What the task requires:
Filter the entries, keeping every line with the word "principales".

+ + + +

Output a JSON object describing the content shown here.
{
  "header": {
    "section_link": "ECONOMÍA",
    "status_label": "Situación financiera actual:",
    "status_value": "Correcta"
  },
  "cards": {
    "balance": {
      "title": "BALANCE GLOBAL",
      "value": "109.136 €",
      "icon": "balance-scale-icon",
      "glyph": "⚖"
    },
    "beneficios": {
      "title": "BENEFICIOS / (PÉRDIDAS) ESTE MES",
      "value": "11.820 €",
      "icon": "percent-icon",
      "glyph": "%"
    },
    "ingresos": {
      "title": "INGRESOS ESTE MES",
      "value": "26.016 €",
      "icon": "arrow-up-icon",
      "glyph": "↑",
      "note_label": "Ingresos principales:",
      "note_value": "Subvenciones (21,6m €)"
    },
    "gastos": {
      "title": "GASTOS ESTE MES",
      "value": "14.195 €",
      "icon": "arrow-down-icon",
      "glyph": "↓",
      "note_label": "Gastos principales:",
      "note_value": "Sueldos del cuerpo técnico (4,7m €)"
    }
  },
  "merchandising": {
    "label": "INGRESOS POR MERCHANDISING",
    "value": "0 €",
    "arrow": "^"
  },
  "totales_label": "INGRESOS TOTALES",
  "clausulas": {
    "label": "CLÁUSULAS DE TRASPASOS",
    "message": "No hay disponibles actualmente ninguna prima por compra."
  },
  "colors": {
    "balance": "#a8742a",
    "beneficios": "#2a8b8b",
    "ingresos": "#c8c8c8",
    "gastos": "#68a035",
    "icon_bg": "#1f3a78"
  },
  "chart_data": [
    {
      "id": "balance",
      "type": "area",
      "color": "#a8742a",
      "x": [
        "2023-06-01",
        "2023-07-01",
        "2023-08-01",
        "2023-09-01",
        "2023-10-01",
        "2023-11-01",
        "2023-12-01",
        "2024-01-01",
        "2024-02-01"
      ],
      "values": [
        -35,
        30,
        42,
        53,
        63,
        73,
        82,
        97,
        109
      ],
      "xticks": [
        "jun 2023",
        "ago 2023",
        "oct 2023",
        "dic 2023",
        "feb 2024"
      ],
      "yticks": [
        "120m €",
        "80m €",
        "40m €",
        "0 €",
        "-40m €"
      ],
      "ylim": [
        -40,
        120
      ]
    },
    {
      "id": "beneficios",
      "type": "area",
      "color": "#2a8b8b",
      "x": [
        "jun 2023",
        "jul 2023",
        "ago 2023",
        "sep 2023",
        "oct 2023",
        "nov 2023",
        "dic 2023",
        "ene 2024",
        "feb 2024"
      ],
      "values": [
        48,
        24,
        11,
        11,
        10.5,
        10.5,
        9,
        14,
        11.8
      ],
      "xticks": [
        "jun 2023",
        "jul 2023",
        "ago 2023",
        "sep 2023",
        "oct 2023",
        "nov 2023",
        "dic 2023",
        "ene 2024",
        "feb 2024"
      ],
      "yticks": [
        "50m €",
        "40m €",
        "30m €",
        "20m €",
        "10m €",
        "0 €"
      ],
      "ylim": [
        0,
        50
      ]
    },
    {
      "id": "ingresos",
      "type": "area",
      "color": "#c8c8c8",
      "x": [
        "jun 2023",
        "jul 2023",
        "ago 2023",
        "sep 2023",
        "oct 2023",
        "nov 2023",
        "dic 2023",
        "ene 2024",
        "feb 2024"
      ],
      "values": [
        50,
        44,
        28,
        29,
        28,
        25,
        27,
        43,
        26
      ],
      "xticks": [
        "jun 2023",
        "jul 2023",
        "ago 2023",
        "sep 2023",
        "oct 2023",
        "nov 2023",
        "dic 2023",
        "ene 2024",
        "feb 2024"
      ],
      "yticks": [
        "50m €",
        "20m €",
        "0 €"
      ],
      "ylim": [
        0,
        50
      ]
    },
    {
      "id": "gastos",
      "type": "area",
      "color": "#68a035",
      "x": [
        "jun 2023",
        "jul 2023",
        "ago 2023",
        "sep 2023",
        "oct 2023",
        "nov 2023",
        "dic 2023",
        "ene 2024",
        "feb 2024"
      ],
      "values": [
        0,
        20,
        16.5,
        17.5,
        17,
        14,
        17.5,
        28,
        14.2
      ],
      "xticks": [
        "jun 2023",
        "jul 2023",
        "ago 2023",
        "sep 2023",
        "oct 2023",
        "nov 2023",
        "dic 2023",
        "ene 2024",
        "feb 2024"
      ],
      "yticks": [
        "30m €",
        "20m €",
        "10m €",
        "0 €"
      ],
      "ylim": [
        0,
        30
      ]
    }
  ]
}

+ + + +

Solution for this task:
      "note_label": "Ingresos principales:",
      "note_label": "Gastos principales:",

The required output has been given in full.